» Set task: Output every entry exactly as written, but omit the pictures.

» Extracted material:
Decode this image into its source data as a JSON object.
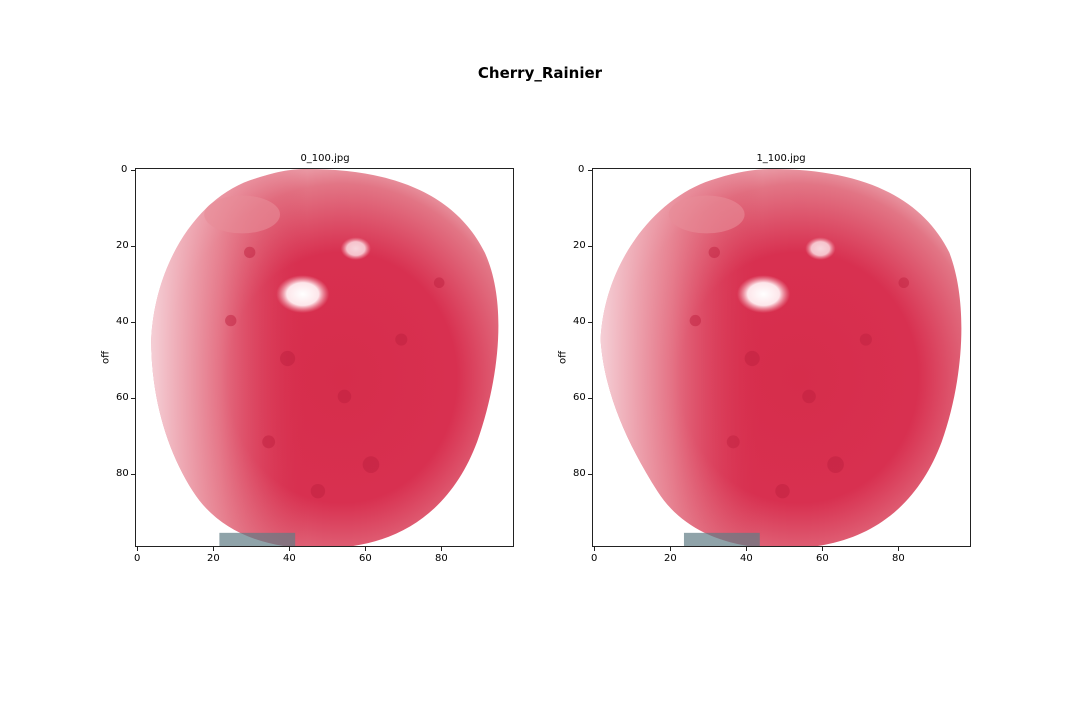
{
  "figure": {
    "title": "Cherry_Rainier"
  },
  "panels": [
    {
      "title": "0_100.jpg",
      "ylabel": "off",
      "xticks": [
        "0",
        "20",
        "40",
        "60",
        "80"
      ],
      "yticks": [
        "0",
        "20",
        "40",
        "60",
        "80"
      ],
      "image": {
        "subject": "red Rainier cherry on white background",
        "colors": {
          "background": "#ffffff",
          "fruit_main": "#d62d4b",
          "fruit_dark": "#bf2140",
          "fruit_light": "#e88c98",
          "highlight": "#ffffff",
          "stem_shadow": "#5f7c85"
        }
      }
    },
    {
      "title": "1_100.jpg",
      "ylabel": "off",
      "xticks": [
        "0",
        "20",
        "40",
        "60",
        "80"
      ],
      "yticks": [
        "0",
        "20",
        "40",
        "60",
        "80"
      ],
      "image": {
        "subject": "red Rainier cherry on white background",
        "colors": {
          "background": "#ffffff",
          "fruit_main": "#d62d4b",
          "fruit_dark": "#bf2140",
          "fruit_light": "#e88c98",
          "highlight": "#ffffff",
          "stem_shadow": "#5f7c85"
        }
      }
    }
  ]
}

» Full response:
Decode this image into its source data as a JSON object.
{
  "figure": {
    "title": "Cherry_Rainier"
  },
  "panels": [
    {
      "title": "0_100.jpg",
      "ylabel": "off",
      "xticks": [
        "0",
        "20",
        "40",
        "60",
        "80"
      ],
      "yticks": [
        "0",
        "20",
        "40",
        "60",
        "80"
      ],
      "image": {
        "subject": "red Rainier cherry on white background",
        "colors": {
          "background": "#ffffff",
          "fruit_main": "#d62d4b",
          "fruit_dark": "#bf2140",
          "fruit_light": "#e88c98",
          "highlight": "#ffffff",
          "stem_shadow": "#5f7c85"
        }
      }
    },
    {
      "title": "1_100.jpg",
      "ylabel": "off",
      "xticks": [
        "0",
        "20",
        "40",
        "60",
        "80"
      ],
      "yticks": [
        "0",
        "20",
        "40",
        "60",
        "80"
      ],
      "image": {
        "subject": "red Rainier cherry on white background",
        "colors": {
          "background": "#ffffff",
          "fruit_main": "#d62d4b",
          "fruit_dark": "#bf2140",
          "fruit_light": "#e88c98",
          "highlight": "#ffffff",
          "stem_shadow": "#5f7c85"
        }
      }
    }
  ]
}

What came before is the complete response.